QUESTIONS TO ANSWER
1 – Answer these from the methods text below, one line per answer, marked (a), (b), (c):
(a) With what software were the sequence analysis and alignments done?
(b) Which two servers were used for transmembrane analysis?
(c) In what program, and by what method, was the phylogenetic tree constructed?
2 – Please explain in one to three sentences why, according to the methods text below, the deduced amino acid sequence was run through Predotar v. 1.03 and the ChloroP 1.1 server.

TEXT SHOWN
_ _ _ _

The deduced amino acid sequence of the C. zofingiensis PSY was compared with other PSY sequences of algae, plants, cyanobacteria, and bacteria. The sequence analysis and alignments were done with CLUSTAL_W software. The deduced amino acid sequence was subjected to the ProtParam application at the ExPASy server (Gasteiger et al. 2005) for physical and chemical parameters, program Predotar v. 1.03 (Caboche 2003) for the prediction of possible plastid localization, and ChloroP 1.1 server (Emanuelsson et al. 1999) for the identification of a chloroplast transit peptide. For transmembrane analysis, ProtScale (Gasteiger et al. 2005) and TopPred (von Heijne 1992) servers were used. The construction of a phylogenetic tree was performed in MEGA4 (Tamura et al. 2007) using the UPGMA method.

_ _ _ _

AVAILABLE DATA
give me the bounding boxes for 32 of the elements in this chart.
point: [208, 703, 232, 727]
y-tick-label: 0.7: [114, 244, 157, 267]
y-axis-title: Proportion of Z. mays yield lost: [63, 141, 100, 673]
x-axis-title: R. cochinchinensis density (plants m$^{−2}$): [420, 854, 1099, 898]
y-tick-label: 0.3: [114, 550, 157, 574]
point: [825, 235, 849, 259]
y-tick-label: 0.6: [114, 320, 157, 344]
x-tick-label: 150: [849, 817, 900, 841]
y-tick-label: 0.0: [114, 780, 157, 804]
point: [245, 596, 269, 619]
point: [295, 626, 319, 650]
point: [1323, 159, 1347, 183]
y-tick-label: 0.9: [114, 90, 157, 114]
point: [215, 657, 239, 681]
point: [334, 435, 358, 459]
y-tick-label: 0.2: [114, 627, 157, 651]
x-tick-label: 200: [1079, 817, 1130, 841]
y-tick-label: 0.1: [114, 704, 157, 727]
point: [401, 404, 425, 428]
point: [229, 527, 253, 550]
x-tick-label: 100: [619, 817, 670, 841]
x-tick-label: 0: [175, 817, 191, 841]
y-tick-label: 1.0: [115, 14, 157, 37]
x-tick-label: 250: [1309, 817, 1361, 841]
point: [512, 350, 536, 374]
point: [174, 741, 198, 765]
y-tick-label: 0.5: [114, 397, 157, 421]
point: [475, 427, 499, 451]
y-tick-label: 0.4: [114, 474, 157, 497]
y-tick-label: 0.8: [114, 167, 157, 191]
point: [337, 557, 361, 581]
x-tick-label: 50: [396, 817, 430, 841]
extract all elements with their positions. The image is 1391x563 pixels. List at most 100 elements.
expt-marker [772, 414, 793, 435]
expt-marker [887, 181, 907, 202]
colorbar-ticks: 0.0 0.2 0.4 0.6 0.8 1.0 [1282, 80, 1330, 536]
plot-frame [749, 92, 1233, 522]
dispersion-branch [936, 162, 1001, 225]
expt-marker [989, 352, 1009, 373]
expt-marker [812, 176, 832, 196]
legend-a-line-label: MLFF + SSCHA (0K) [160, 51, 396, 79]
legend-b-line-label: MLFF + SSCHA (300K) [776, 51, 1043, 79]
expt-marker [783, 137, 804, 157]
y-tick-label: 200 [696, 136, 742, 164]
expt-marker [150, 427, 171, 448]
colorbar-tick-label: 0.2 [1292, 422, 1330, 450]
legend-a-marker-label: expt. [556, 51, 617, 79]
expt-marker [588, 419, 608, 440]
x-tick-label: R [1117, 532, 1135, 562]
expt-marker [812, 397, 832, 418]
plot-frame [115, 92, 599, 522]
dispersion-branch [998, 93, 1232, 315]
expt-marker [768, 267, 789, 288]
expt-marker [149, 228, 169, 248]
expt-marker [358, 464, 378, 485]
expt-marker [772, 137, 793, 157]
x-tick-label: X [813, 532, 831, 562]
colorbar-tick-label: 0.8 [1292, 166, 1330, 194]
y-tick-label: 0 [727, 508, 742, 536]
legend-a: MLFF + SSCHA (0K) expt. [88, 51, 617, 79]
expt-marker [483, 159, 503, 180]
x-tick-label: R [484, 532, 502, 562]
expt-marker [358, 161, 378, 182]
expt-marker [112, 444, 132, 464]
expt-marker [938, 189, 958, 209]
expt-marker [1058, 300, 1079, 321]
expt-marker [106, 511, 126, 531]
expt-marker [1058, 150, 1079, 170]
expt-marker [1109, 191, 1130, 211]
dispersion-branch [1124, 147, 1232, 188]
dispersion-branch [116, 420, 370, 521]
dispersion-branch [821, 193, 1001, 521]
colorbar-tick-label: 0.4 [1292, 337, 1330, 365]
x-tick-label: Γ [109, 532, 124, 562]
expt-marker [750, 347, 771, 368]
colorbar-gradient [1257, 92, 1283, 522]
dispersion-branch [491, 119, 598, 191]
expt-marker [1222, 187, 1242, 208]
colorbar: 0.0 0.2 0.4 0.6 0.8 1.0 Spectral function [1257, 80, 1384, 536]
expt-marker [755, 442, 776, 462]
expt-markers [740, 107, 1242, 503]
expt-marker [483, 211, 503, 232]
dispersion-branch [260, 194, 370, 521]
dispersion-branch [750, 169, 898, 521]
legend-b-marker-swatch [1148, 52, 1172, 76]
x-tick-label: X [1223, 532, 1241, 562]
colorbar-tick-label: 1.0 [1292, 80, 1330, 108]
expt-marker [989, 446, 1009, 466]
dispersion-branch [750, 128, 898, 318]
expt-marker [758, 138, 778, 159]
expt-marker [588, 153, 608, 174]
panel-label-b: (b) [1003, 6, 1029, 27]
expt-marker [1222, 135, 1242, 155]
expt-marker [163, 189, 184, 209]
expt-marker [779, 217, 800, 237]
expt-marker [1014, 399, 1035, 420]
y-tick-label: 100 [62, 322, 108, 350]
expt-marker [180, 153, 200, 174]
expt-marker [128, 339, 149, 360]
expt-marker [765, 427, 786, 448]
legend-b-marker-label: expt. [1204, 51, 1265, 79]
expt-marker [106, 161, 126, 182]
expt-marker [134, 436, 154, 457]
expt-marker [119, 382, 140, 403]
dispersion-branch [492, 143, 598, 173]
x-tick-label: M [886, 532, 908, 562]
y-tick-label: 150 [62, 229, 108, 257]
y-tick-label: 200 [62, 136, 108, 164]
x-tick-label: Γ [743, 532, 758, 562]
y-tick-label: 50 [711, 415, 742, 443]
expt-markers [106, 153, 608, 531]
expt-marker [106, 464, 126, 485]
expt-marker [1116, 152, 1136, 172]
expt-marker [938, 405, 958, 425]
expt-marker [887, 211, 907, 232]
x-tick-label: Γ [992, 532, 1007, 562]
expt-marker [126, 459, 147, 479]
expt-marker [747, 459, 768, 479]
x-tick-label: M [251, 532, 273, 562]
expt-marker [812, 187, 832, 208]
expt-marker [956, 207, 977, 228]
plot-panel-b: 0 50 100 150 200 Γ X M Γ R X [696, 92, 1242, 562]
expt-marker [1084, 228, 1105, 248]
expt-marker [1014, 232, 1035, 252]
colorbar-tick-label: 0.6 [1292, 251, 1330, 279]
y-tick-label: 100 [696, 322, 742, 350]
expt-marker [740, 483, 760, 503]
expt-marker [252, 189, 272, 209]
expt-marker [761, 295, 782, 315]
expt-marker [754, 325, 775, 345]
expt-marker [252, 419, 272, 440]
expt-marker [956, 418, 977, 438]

_ _ _ _

SOLUTIONS TO THE EXERCISE
1 –
(a) CLUSTAL_W
(b) ProtScale and TopPred
(c) In MEGA4, using the UPGMA method

2 – Predotar v. 1.03 was used to predict possible plastid localization of the protein. The ChloroP 1.1 server was used to identify a chloroplast transit peptide.